*Short exercise*.
Take each line containing the word "נטילת" and copy it.
-- start of Source material --
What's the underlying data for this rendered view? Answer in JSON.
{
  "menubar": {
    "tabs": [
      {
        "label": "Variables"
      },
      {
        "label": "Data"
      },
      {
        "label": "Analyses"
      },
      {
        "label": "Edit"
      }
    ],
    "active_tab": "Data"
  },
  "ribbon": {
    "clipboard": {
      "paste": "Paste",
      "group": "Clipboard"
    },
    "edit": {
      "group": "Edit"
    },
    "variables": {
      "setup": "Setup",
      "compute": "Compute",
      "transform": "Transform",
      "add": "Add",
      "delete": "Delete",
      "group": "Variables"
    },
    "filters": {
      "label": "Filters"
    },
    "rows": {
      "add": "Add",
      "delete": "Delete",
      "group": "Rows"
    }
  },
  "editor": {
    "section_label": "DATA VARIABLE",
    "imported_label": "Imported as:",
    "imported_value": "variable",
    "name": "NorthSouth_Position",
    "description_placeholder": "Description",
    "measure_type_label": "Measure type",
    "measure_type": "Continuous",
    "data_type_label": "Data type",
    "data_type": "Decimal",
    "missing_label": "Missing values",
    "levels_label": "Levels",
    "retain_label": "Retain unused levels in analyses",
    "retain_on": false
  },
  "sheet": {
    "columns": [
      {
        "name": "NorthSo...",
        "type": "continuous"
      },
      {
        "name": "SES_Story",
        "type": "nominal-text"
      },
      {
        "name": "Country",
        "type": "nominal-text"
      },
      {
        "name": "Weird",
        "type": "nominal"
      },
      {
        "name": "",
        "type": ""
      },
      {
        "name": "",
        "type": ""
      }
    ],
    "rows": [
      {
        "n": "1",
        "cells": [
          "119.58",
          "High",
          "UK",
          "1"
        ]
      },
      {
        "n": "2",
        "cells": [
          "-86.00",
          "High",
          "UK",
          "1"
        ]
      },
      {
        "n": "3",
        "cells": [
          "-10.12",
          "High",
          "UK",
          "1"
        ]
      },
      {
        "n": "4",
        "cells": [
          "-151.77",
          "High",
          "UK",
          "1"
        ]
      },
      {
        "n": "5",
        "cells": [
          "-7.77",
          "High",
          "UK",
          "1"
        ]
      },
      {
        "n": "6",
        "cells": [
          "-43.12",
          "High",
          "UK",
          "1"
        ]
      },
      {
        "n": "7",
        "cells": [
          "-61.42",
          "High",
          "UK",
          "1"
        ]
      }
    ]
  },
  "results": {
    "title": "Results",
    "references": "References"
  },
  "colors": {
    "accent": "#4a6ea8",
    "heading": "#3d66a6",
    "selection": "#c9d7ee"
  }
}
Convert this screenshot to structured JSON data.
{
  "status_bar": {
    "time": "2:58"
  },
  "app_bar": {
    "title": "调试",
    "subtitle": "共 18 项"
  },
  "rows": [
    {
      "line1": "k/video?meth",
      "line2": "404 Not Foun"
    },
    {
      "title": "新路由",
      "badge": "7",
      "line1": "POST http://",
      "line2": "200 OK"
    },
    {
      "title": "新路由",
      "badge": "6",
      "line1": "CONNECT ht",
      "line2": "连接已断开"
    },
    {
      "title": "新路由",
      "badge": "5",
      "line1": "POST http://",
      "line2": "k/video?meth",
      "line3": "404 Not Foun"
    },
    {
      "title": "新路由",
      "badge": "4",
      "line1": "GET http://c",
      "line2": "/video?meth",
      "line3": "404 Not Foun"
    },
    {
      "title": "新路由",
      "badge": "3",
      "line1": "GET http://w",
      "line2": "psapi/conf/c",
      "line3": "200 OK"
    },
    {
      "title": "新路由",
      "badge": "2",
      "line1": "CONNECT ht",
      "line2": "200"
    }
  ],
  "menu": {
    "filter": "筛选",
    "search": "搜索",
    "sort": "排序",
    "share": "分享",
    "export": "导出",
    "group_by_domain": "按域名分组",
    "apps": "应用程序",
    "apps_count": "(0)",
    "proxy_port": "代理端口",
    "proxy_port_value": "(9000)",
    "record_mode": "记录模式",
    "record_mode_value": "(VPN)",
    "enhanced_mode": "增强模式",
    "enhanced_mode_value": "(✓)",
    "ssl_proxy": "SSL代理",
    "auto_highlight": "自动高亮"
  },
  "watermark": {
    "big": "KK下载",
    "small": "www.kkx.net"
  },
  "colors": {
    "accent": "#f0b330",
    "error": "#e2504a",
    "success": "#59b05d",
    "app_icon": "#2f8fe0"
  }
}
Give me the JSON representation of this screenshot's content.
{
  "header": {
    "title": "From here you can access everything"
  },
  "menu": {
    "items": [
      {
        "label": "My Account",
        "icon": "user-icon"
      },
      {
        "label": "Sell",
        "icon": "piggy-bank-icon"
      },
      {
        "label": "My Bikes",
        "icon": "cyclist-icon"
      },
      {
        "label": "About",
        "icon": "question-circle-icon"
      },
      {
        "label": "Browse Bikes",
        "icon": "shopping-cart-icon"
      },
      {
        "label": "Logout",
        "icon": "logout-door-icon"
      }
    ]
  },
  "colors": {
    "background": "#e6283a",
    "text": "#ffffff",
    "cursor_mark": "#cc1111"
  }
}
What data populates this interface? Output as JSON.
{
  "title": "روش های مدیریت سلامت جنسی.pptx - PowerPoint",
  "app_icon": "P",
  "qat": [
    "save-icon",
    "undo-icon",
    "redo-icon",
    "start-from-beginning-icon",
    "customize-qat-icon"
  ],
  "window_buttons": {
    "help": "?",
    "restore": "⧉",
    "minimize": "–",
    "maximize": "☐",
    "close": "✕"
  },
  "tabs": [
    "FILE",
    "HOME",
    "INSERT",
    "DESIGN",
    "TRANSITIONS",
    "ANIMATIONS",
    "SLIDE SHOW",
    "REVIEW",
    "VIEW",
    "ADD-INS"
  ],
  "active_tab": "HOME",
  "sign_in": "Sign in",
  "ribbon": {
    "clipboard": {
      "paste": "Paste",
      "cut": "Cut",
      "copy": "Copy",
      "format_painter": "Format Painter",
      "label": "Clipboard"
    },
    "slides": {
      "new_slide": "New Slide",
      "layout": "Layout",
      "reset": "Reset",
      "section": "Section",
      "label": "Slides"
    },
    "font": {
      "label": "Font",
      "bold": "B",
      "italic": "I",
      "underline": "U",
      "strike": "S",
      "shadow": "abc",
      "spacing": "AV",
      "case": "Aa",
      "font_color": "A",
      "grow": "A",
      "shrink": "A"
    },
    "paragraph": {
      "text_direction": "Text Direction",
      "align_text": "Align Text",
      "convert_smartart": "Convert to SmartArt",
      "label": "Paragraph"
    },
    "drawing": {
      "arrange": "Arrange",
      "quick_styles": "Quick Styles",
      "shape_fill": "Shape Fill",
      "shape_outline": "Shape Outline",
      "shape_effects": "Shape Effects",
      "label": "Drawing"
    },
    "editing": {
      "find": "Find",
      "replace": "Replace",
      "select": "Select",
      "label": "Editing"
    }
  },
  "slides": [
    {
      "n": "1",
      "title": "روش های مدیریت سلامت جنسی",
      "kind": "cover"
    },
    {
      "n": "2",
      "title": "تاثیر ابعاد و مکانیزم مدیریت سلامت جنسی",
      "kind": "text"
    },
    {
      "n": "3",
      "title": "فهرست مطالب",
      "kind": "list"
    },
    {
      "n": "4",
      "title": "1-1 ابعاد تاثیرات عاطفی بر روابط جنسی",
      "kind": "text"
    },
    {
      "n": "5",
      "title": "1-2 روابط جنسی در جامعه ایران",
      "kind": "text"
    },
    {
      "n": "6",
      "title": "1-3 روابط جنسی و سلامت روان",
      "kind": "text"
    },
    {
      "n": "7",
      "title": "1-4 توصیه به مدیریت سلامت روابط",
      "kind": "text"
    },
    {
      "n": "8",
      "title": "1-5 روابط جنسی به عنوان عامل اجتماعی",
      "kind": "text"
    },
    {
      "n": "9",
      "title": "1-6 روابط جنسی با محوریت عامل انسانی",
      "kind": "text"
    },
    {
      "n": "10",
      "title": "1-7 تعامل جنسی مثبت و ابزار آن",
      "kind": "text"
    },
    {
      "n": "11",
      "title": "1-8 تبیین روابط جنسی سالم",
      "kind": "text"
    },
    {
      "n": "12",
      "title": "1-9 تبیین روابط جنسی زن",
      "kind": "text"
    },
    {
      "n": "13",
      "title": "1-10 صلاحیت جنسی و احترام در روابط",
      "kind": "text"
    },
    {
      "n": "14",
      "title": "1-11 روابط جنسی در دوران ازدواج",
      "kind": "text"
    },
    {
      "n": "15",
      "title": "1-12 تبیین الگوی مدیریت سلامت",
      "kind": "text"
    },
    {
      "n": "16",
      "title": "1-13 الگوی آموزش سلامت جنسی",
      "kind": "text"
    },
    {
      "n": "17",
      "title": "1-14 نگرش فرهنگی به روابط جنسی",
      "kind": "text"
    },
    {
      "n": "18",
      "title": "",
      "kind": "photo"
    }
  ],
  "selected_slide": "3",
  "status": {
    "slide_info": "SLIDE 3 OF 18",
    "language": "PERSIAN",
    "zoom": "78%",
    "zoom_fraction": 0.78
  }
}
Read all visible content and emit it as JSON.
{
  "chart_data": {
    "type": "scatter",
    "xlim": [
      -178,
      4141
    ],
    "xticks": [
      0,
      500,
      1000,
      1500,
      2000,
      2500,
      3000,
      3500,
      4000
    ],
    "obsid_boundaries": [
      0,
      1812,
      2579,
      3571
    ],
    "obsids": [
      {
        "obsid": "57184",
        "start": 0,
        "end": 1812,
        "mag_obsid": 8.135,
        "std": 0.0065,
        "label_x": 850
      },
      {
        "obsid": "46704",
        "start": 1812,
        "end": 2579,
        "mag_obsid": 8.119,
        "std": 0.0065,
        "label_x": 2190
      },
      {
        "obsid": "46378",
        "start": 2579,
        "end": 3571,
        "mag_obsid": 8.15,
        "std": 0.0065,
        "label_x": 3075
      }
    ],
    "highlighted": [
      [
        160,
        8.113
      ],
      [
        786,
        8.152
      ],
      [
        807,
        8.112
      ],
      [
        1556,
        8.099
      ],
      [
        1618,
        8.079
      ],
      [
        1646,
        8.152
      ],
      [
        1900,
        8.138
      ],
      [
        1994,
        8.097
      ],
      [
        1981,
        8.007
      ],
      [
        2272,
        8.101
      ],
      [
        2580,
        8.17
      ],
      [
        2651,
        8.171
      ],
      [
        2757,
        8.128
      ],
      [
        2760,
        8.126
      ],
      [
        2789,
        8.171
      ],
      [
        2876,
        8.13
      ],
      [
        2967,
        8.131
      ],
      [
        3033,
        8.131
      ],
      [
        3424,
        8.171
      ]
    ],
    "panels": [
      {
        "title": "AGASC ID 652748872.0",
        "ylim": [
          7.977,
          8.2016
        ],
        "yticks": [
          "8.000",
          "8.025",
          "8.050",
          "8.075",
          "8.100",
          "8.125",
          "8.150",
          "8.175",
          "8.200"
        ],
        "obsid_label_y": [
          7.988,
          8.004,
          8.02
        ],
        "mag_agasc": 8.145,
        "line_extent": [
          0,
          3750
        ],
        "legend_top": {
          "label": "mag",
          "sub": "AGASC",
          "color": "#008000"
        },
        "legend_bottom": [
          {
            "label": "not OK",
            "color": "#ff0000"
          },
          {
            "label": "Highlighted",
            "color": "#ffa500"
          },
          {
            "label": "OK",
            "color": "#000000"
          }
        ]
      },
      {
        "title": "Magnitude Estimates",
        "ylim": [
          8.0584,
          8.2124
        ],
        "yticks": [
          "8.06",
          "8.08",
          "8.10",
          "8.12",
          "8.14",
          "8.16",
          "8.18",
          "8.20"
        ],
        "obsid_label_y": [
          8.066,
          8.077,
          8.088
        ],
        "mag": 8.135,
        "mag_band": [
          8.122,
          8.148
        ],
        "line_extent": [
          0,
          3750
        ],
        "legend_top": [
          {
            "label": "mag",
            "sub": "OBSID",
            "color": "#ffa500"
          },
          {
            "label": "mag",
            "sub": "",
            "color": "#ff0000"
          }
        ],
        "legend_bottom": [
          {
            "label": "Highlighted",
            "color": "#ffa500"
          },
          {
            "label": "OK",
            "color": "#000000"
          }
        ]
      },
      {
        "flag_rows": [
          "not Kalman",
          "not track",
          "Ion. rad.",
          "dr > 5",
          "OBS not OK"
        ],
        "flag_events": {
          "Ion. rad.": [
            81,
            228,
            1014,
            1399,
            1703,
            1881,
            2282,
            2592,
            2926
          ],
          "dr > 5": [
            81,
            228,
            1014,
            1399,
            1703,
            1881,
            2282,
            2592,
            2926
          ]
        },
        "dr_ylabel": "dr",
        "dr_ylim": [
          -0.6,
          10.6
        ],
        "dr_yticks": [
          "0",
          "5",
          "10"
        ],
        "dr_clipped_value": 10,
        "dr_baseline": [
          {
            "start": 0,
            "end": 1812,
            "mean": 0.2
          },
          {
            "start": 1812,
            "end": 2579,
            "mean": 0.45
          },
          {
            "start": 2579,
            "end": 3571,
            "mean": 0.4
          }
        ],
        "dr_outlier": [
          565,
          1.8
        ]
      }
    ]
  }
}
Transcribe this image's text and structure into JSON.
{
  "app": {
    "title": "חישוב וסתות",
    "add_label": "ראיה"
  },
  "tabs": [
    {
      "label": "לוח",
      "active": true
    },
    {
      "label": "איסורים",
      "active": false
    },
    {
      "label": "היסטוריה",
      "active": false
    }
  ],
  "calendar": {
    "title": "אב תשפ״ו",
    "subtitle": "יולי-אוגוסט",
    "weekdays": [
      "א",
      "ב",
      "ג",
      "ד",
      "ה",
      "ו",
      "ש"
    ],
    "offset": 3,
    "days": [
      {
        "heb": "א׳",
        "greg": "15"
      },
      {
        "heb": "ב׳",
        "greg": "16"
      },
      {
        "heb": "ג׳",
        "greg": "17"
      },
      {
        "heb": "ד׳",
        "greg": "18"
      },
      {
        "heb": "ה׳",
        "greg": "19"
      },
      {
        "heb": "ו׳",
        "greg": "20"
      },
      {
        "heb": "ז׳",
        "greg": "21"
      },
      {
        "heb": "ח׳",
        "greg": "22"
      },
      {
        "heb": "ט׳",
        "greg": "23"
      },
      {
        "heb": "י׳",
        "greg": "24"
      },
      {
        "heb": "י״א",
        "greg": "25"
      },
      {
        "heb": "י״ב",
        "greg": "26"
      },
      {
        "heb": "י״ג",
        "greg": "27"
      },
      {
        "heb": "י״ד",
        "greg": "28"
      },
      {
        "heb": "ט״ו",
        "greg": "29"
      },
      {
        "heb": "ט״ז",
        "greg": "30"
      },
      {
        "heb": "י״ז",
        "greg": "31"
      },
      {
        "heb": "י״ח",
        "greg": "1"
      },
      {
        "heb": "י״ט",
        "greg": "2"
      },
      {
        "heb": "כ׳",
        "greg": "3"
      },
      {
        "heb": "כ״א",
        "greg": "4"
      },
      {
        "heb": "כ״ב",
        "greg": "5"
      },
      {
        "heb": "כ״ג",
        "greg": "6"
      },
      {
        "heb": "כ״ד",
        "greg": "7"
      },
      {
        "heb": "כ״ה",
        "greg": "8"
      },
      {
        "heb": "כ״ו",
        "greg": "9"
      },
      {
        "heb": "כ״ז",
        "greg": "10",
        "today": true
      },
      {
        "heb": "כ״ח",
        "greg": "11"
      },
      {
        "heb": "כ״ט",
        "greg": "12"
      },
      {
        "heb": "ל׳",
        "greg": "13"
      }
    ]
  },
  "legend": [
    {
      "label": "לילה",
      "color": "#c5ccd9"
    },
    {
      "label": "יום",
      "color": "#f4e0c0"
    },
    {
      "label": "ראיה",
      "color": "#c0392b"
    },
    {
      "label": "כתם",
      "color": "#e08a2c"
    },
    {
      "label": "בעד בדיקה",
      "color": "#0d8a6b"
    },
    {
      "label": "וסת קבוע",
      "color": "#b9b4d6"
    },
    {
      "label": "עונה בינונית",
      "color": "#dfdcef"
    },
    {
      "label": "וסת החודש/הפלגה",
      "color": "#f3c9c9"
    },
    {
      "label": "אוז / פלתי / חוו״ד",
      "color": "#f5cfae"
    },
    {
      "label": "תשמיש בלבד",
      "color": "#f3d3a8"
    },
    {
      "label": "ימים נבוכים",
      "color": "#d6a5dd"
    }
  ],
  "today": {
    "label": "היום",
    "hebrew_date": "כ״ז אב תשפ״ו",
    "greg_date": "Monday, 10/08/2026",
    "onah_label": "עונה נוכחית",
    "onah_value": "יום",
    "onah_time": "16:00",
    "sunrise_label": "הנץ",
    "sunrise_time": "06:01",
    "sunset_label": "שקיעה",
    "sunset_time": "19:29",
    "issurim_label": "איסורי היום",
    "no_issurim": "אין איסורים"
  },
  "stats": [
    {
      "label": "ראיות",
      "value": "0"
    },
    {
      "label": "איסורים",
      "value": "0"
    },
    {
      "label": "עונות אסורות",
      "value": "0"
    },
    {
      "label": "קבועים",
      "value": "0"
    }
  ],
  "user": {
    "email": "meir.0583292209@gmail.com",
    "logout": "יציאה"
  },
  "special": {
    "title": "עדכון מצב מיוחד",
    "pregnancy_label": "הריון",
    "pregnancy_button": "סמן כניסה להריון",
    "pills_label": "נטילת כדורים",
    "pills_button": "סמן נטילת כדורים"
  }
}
-- end of Source material --
*Answer for the task*.
    "pills_label": "נטילת כדורים",
    "pills_button": "סמן נטילת כדורים"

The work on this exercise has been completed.